:: Data listing
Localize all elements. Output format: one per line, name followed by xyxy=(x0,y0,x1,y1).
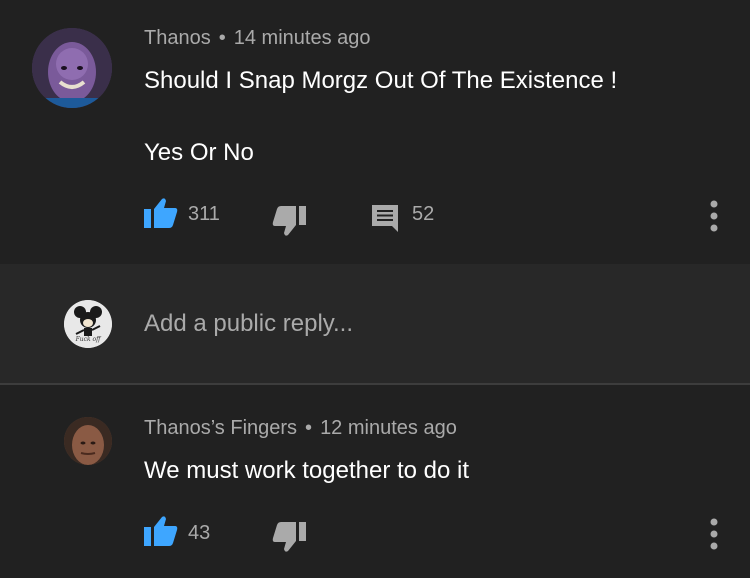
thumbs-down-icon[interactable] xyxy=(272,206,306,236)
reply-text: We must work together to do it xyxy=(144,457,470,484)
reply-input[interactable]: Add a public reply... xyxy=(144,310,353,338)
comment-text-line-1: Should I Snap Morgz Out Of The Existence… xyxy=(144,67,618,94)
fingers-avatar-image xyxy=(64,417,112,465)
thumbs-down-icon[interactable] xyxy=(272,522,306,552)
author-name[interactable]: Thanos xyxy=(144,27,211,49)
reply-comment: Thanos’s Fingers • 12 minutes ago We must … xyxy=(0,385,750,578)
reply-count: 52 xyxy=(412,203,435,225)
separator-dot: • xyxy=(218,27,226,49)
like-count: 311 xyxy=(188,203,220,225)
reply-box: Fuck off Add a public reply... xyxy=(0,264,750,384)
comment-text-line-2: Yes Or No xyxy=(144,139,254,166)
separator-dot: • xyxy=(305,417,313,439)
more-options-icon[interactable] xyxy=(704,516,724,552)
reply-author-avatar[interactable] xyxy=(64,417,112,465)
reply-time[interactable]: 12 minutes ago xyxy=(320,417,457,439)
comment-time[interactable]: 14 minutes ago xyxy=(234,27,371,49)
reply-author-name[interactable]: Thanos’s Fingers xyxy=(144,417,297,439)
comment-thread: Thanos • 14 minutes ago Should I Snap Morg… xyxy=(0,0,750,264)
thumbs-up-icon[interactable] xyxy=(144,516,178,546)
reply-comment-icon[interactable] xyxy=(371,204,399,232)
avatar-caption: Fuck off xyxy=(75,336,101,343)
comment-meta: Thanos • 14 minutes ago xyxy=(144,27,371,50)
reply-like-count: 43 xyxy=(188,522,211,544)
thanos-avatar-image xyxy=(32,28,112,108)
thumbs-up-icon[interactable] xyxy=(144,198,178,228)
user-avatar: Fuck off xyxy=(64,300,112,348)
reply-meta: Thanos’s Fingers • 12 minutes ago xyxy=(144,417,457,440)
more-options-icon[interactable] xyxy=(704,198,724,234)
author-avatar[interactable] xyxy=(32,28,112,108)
::::
:: Data listing
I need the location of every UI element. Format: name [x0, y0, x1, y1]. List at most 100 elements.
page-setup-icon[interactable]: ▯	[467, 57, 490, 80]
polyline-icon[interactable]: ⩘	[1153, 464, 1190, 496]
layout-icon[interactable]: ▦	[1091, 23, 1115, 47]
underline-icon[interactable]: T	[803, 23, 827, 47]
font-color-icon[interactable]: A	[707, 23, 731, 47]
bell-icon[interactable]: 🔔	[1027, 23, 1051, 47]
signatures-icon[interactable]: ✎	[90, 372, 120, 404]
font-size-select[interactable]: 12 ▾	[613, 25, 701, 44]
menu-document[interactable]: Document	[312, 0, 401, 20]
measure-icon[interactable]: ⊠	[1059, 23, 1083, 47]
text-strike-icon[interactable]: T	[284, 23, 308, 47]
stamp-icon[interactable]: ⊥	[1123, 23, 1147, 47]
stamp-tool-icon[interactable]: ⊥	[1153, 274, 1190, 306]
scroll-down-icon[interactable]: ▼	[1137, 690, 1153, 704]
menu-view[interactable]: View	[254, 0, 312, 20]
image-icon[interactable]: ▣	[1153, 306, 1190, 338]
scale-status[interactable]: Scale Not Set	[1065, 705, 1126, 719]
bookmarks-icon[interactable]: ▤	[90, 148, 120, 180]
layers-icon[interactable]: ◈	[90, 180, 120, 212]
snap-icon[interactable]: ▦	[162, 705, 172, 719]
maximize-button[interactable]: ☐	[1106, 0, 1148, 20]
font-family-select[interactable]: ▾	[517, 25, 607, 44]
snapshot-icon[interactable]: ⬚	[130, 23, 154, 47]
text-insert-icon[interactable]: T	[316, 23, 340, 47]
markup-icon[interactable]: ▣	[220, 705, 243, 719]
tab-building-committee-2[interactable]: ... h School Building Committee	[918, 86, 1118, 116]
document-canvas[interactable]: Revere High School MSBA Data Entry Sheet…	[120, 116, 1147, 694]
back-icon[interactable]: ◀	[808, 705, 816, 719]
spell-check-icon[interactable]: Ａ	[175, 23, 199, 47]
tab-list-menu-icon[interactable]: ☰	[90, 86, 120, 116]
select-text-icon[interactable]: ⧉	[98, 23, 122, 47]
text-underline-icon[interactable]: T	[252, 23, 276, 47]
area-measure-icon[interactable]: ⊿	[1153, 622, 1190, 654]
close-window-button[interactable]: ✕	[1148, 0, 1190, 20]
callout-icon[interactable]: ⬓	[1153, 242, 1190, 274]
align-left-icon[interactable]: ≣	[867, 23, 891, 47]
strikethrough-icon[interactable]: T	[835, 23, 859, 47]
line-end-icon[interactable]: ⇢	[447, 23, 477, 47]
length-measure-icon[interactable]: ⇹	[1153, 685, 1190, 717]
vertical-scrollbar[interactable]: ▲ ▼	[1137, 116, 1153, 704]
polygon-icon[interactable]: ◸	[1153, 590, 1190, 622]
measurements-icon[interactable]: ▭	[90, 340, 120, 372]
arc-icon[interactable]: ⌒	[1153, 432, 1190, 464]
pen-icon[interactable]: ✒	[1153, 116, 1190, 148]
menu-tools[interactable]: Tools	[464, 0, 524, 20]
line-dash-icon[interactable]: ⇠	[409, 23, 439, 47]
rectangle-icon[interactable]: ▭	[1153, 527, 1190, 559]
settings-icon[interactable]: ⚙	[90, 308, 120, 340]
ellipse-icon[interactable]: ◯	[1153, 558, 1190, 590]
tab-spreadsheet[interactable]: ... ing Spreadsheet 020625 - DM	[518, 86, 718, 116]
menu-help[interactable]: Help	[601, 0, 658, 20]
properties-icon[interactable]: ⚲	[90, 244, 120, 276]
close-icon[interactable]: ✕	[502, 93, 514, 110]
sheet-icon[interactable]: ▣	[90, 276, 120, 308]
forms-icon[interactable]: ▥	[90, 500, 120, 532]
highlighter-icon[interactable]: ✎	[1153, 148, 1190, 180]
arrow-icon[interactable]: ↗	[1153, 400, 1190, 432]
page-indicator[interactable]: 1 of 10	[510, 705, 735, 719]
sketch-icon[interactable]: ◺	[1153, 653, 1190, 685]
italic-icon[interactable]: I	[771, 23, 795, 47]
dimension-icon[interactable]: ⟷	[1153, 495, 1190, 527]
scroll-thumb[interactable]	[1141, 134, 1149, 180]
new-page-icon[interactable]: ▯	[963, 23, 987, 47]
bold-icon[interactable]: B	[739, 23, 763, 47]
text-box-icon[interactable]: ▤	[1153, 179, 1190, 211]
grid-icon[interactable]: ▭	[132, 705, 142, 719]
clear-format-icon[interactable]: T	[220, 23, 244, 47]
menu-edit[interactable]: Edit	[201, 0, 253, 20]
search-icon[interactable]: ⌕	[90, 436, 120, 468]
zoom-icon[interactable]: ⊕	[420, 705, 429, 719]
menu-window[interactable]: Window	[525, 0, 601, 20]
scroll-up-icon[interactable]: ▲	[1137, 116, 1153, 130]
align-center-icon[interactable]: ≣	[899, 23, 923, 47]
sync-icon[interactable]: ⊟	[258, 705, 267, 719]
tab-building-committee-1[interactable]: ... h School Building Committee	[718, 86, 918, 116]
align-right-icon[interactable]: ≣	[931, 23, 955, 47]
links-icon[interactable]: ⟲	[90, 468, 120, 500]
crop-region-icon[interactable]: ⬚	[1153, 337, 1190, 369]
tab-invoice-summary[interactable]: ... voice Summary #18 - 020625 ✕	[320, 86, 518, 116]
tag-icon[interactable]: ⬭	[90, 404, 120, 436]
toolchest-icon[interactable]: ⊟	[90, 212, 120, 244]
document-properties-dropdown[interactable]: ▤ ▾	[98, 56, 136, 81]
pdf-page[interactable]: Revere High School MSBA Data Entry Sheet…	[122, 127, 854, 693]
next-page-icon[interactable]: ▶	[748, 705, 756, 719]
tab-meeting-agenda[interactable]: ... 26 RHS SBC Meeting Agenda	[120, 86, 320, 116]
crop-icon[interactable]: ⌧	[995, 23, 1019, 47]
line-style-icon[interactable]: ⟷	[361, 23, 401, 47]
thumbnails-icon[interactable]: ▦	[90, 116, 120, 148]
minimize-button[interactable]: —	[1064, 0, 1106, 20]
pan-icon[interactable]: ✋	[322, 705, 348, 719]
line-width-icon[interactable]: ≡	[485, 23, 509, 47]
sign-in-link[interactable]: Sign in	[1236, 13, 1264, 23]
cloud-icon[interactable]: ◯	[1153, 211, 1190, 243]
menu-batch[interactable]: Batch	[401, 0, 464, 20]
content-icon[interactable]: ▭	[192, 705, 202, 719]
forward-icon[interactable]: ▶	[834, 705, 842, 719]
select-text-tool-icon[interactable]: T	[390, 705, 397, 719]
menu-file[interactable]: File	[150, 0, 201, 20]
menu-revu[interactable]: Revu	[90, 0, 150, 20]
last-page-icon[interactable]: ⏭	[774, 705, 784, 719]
::::
▸ **Exercise brief**
Lay out everything from the line that contains "thumbs-down-icon[interactable] xyxy=(272,206,306,236)" down to the line that contains "avatar-caption: Fuck off" as a Markdown table with two columns, Row and Line. Number the rows and leave out any blank lines.

▸ **Exercise solution**
| Row | Line |
|---|---|
| 1 | thumbs-down-icon[interactable] xyxy=(272,206,306,236) |
| 2 | reply-text: We must work together to do it xyxy=(144,457,470,484) |
| 3 | reply-input[interactable]: Add a public reply... xyxy=(144,310,353,338) |
| 4 | comment-text-line-1: Should I Snap Morgz Out Of The Existence… xyxy=(144,67,618,94) |
| 5 | fingers-avatar-image xyxy=(64,417,112,465) |
| 6 | thumbs-down-icon[interactable] xyxy=(272,522,306,552) |
| 7 | author-name[interactable]: Thanos xyxy=(144,27,211,49) |
| 8 | reply-comment: Thanos’s Fingers • 12 minutes ago We must … xyxy=(0,385,750,578) |
| 9 | reply-count: 52 xyxy=(412,203,435,225) |
| 10 | separator-dot: • xyxy=(218,27,226,49) |
| 11 | like-count: 311 xyxy=(188,203,220,225) |
| 12 | reply-box: Fuck off Add a public reply... xyxy=(0,264,750,384) |
| 13 | comment-text-line-2: Yes Or No xyxy=(144,139,254,166) |
| 14 | separator-dot: • xyxy=(305,417,313,439) |
| 15 | more-options-icon[interactable] xyxy=(704,516,724,552) |
| 16 | reply-author-avatar[interactable] xyxy=(64,417,112,465) |
| 17 | reply-time[interactable]: 12 minutes ago xyxy=(320,417,457,439) |
| 18 | comment-time[interactable]: 14 minutes ago xyxy=(234,27,371,49) |
| 19 | reply-author-name[interactable]: Thanos’s Fingers xyxy=(144,417,297,439) |
| 20 | comment-thread: Thanos • 14 minutes ago Should I Snap Morg… xyxy=(0,0,750,264) |
| 21 | thumbs-up-icon[interactable] xyxy=(144,516,178,546) |
| 22 | reply-comment-icon[interactable] xyxy=(371,204,399,232) |
| 23 | avatar-caption: Fuck off xyxy=(75,336,101,343) |